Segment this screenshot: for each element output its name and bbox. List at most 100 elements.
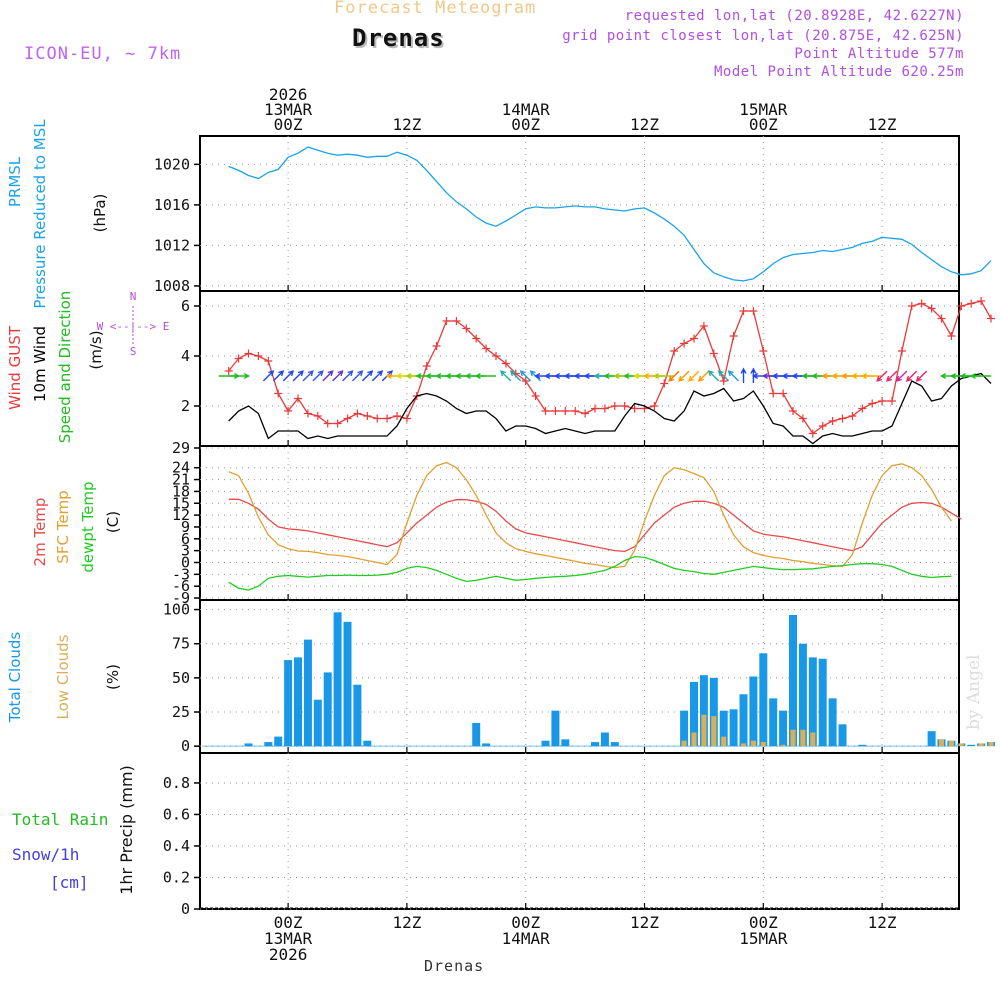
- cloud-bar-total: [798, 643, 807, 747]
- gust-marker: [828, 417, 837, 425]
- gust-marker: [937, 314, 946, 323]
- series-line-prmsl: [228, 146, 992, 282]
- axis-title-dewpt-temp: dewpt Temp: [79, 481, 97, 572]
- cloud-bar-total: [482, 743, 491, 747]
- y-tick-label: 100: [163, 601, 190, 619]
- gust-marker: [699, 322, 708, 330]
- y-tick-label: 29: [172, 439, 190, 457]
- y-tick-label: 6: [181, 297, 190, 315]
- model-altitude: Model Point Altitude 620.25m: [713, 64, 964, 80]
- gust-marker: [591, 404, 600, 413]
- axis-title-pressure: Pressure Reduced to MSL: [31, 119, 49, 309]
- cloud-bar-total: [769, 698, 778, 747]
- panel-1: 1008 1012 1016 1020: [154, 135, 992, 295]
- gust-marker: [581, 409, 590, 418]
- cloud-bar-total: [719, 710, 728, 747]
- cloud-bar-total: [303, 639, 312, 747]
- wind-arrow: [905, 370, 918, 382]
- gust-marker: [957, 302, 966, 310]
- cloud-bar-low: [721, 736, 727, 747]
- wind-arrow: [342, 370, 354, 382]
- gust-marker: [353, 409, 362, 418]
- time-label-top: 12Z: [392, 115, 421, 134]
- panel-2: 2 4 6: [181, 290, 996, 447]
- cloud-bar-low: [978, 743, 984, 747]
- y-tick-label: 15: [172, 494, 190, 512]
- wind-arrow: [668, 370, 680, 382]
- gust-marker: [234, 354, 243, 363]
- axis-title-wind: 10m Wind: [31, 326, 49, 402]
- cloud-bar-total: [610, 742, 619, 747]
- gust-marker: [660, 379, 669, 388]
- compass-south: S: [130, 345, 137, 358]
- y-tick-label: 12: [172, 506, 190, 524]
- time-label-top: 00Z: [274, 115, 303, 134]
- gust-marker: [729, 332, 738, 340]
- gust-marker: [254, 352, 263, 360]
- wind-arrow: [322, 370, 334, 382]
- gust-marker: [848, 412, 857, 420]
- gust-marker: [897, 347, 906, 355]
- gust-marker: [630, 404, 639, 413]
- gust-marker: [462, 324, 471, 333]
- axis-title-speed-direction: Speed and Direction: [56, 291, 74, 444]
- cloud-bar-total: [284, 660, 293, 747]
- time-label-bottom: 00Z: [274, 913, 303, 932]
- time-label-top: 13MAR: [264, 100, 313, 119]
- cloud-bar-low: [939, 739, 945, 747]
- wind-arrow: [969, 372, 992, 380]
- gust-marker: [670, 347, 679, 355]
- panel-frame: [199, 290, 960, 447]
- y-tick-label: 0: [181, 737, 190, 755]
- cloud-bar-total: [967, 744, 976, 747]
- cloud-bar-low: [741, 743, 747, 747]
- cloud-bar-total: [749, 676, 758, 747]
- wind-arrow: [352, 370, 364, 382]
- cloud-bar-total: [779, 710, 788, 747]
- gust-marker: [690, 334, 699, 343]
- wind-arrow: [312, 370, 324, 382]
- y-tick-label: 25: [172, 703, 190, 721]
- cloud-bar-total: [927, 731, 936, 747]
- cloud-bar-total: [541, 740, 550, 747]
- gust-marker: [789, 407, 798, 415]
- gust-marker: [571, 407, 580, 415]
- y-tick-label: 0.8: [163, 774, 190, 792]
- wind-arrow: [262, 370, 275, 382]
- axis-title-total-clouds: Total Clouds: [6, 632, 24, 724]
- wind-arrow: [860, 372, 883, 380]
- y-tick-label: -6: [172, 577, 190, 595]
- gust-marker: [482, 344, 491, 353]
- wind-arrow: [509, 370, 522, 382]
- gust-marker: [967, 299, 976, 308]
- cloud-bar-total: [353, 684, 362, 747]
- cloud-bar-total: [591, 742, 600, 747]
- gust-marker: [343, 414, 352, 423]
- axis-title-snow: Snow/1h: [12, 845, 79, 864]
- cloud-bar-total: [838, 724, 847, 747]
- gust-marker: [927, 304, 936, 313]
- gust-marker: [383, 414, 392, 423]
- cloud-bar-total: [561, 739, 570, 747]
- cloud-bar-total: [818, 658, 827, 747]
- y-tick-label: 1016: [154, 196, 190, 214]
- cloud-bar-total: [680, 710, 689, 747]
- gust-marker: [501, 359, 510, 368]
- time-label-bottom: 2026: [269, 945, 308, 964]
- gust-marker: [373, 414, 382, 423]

------------------------------------------------------------

> Objective: Put each line of the data above into a numbered list, skipping blank lines and leaving out the pictures.

> Answer for this exercise:
1. Segment this screenshot: for each element output its name and bbox. List at most 100 elements.
2. - cloud-bar-total: [798, 643, 807, 747]
3. - gust-marker: [828, 417, 837, 425]
4. - gust-marker: [937, 314, 946, 323]
5. - series-line-prmsl: [228, 146, 992, 282]
6. - axis-title-dewpt-temp: dewpt Temp: [79, 481, 97, 572]
7. - cloud-bar-total: [482, 743, 491, 747]
8. - y-tick-label: 100: [163, 601, 190, 619]
9. - gust-marker: [699, 322, 708, 330]
10. - y-tick-label: 29: [172, 439, 190, 457]
11. - y-tick-label: 6: [181, 297, 190, 315]
12. - model-altitude: Model Point Altitude 620.25m: [713, 64, 964, 80]
13. - gust-marker: [591, 404, 600, 413]
14. - axis-title-pressure: Pressure Reduced to MSL: [31, 119, 49, 309]
15. - cloud-bar-total: [769, 698, 778, 747]
16. - panel-1: 1008 1012 1016 1020: [154, 135, 992, 295]
17. - gust-marker: [581, 409, 590, 418]
18. - cloud-bar-total: [719, 710, 728, 747]
19. - cloud-bar-total: [303, 639, 312, 747]
20. - wind-arrow: [905, 370, 918, 382]
21. - gust-marker: [957, 302, 966, 310]
22. - cloud-bar-low: [721, 736, 727, 747]
23. - wind-arrow: [342, 370, 354, 382]
24. - gust-marker: [353, 409, 362, 418]
25. - time-label-top: 12Z: [392, 115, 421, 134]
26. - panel-2: 2 4 6: [181, 290, 996, 447]
27. - cloud-bar-low: [978, 743, 984, 747]
28. - y-tick-label: 15: [172, 494, 190, 512]
29. - wind-arrow: [668, 370, 680, 382]
30. - gust-marker: [234, 354, 243, 363]
31. - axis-title-wind: 10m Wind: [31, 326, 49, 402]
32. - cloud-bar-total: [610, 742, 619, 747]
33. - gust-marker: [660, 379, 669, 388]
34. - compass-south: S: [130, 345, 137, 358]
35. - y-tick-label: 12: [172, 506, 190, 524]
36. - time-label-top: 00Z: [274, 115, 303, 134]
37. - gust-marker: [729, 332, 738, 340]
38. - gust-marker: [254, 352, 263, 360]
39. - wind-arrow: [322, 370, 334, 382]
40. - gust-marker: [848, 412, 857, 420]
41. - gust-marker: [897, 347, 906, 355]
42. - gust-marker: [630, 404, 639, 413]
43. - gust-marker: [462, 324, 471, 333]
44. - axis-title-speed-direction: Speed and Direction: [56, 291, 74, 444]
45. - cloud-bar-total: [284, 660, 293, 747]
46. - time-label-bottom: 00Z: [274, 913, 303, 932]
47. - time-label-top: 13MAR: [264, 100, 313, 119]
48. - cloud-bar-low: [939, 739, 945, 747]
49. - wind-arrow: [969, 372, 992, 380]
50. - gust-marker: [670, 347, 679, 355]
51. - panel-frame: [199, 290, 960, 447]
52. - y-tick-label: 0: [181, 737, 190, 755]
53. - cloud-bar-total: [967, 744, 976, 747]
54. - cloud-bar-low: [741, 743, 747, 747]
55. - cloud-bar-total: [749, 676, 758, 747]
56. - wind-arrow: [352, 370, 364, 382]
57. - cloud-bar-total: [779, 710, 788, 747]
58. - gust-marker: [690, 334, 699, 343]
59. - wind-arrow: [312, 370, 324, 382]
60. - y-tick-label: 25: [172, 703, 190, 721]
61. - cloud-bar-total: [927, 731, 936, 747]
62. - cloud-bar-total: [541, 740, 550, 747]
63. - gust-marker: [789, 407, 798, 415]
64. - gust-marker: [571, 407, 580, 415]
65. - y-tick-label: 0.8: [163, 774, 190, 792]
66. - wind-arrow: [262, 370, 275, 382]
67. - axis-title-total-clouds: Total Clouds: [6, 632, 24, 724]
68. - wind-arrow: [860, 372, 883, 380]
69. - y-tick-label: -6: [172, 577, 190, 595]
70. - gust-marker: [482, 344, 491, 353]
71. - wind-arrow: [509, 370, 522, 382]
72. - gust-marker: [967, 299, 976, 308]
73. - cloud-bar-total: [353, 684, 362, 747]
74. - cloud-bar-total: [591, 742, 600, 747]
75. - gust-marker: [343, 414, 352, 423]
76. - axis-title-snow: Snow/1h: [12, 845, 79, 864]
77. - cloud-bar-total: [838, 724, 847, 747]
78. - gust-marker: [927, 304, 936, 313]
79. - gust-marker: [383, 414, 392, 423]
80. - cloud-bar-total: [561, 739, 570, 747]
81. - cloud-bar-total: [818, 658, 827, 747]
82. - y-tick-label: 1016: [154, 196, 190, 214]
83. - cloud-bar-total: [680, 710, 689, 747]
84. - gust-marker: [501, 359, 510, 368]
85. - time-label-bottom: 2026: [269, 945, 308, 964]
86. - gust-marker: [373, 414, 382, 423]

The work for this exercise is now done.